- **PROBLEM STATEMENT**: Extract, from the records beneath this instruction, each line that contains the word "icon".

- **DATA LISTING**:
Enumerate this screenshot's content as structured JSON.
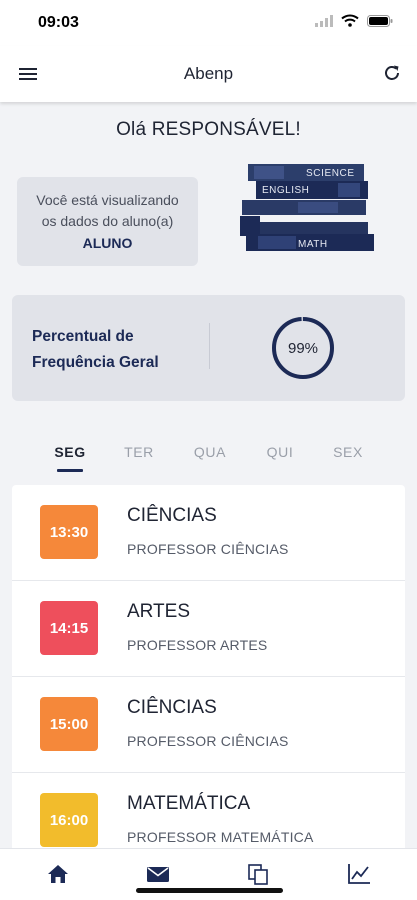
{
  "status_bar": {
    "time": "09:03"
  },
  "app_bar": {
    "title": "Abenp",
    "menu_icon": "menu-icon",
    "refresh_icon": "refresh-icon"
  },
  "greeting": "Olá RESPONSÁVEL!",
  "student_card": {
    "line1": "Você está visualizando",
    "line2": "os dados do aluno(a)",
    "student_name": "ALUNO"
  },
  "books_illustration": {
    "labels": [
      "SCIENCE",
      "ENGLISH",
      "MATH"
    ]
  },
  "frequency": {
    "label_line1": "Percentual de",
    "label_line2": "Frequência Geral",
    "percent_text": "99%",
    "percent_value": 0.99
  },
  "tabs": [
    {
      "label": "SEG",
      "active": true
    },
    {
      "label": "TER",
      "active": false
    },
    {
      "label": "QUA",
      "active": false
    },
    {
      "label": "QUI",
      "active": false
    },
    {
      "label": "SEX",
      "active": false
    }
  ],
  "schedule": [
    {
      "time": "13:30",
      "subject": "CIÊNCIAS",
      "teacher": "PROFESSOR CIÊNCIAS",
      "color": "#f5883a"
    },
    {
      "time": "14:15",
      "subject": "ARTES",
      "teacher": "PROFESSOR ARTES",
      "color": "#ee4f5c"
    },
    {
      "time": "15:00",
      "subject": "CIÊNCIAS",
      "teacher": "PROFESSOR CIÊNCIAS",
      "color": "#f5883a"
    },
    {
      "time": "16:00",
      "subject": "MATEMÁTICA",
      "teacher": "PROFESSOR MATEMÁTICA",
      "color": "#f2bc2c"
    }
  ],
  "bottom_nav": [
    {
      "name": "home-icon"
    },
    {
      "name": "mail-icon"
    },
    {
      "name": "documents-icon"
    },
    {
      "name": "chart-icon"
    }
  ],
  "colors": {
    "navy": "#1c2a56",
    "card_bg": "#e1e3e9",
    "page_bg": "#f2f3f6"
  }
}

- **EXERCISE RESULT**:
    "menu_icon": "menu-icon",
    "refresh_icon": "refresh-icon"
      "name": "home-icon"
      "name": "mail-icon"
      "name": "documents-icon"
      "name": "chart-icon"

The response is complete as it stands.